#### What you will do
Each line that includes "grand" counts once; give the total and nothing besides.

Rows from a dataset:
● ● ●

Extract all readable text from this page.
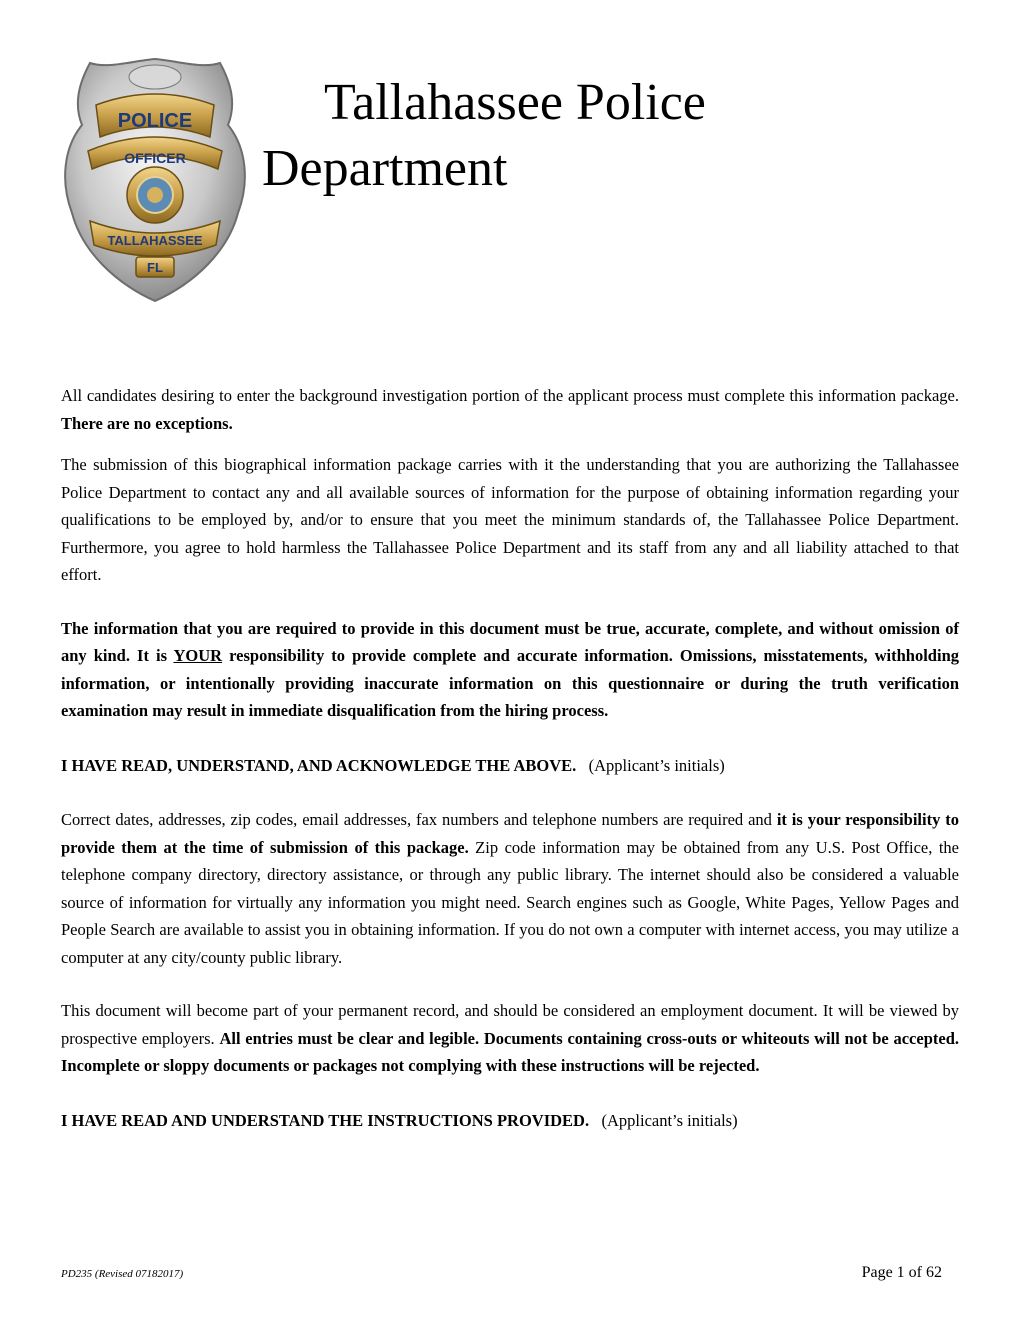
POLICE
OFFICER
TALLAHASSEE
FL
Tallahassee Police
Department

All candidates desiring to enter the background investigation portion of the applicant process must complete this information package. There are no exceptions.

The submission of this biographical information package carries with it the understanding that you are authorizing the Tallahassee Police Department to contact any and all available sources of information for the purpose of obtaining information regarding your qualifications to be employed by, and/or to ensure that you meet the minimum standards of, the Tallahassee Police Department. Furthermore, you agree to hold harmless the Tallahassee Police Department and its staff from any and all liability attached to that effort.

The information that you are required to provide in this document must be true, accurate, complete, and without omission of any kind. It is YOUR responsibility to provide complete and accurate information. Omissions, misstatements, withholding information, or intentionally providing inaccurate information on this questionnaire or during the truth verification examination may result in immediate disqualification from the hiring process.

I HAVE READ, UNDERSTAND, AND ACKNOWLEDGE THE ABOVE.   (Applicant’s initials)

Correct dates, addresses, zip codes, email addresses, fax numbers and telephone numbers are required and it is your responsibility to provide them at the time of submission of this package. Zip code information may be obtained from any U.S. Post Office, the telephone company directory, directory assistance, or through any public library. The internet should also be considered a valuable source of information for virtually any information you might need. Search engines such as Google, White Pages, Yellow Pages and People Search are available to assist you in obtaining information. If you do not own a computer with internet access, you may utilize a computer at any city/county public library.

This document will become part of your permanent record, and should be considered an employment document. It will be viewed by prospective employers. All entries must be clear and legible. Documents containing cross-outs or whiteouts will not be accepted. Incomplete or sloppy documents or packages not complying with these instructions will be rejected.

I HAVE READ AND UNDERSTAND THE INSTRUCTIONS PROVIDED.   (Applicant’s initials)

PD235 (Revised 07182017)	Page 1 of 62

● ● ●

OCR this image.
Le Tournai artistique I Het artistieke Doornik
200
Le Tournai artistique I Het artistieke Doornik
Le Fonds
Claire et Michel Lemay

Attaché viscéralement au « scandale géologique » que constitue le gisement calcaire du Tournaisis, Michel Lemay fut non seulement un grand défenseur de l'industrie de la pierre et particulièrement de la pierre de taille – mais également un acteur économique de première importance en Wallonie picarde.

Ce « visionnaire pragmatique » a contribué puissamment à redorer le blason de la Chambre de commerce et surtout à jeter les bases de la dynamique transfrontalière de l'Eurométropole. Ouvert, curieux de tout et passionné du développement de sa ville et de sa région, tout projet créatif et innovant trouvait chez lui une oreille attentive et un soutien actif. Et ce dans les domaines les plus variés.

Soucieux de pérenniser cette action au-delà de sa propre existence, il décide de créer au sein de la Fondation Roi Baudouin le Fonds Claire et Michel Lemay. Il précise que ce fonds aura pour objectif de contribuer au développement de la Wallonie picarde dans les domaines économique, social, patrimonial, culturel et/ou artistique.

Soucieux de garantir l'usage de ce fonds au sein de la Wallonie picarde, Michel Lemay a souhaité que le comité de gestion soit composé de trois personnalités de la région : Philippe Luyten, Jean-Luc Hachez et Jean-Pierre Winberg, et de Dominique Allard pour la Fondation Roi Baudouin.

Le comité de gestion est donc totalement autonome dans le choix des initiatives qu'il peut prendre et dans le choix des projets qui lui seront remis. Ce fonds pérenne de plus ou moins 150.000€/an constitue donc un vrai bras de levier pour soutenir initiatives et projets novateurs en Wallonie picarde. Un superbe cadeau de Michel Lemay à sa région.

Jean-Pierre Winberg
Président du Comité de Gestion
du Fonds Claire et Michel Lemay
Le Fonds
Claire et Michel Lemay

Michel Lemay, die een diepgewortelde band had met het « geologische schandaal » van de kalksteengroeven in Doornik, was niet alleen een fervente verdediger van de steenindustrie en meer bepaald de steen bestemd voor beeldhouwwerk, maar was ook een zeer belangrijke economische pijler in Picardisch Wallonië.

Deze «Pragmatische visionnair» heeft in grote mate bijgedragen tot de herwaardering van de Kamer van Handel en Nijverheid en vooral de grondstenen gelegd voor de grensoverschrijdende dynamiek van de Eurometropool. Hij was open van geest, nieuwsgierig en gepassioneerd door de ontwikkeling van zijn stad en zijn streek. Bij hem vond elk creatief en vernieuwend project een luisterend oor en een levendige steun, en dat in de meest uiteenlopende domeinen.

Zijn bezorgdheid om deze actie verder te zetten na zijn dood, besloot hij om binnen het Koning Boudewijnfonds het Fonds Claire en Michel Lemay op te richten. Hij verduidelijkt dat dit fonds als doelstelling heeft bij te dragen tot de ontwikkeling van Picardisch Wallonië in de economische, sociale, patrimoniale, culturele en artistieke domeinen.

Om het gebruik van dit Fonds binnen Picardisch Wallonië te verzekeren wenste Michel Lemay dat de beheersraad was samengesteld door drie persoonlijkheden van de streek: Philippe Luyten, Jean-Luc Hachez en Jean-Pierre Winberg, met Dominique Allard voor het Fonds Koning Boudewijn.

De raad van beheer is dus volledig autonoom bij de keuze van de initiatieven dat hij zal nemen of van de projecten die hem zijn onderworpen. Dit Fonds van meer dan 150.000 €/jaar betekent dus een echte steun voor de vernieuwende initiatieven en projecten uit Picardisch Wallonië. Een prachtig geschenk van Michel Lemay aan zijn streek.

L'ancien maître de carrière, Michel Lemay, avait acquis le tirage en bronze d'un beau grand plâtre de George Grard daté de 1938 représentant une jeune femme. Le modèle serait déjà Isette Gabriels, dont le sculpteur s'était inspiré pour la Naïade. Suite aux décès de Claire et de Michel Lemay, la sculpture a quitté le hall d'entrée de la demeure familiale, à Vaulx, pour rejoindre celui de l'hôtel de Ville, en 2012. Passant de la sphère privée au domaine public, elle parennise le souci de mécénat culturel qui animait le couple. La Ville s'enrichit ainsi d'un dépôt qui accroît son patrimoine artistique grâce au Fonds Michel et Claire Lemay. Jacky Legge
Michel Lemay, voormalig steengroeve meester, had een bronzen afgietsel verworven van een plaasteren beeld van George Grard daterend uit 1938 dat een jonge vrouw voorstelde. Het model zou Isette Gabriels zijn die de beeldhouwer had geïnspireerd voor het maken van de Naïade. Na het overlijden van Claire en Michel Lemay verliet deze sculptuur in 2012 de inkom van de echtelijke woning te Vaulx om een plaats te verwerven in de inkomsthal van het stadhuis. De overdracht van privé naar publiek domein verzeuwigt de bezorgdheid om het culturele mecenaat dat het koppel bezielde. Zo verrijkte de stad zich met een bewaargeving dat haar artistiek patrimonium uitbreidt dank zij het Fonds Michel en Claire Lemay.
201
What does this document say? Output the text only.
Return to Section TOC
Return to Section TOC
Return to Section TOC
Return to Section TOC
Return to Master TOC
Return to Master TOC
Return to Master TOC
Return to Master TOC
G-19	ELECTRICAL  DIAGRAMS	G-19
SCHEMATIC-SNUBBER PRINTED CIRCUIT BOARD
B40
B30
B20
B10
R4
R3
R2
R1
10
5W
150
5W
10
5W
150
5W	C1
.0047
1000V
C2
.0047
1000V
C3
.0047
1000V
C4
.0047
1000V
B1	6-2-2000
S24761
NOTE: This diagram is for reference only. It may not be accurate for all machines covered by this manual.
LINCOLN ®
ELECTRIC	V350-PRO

● ● ●

#### Output below
2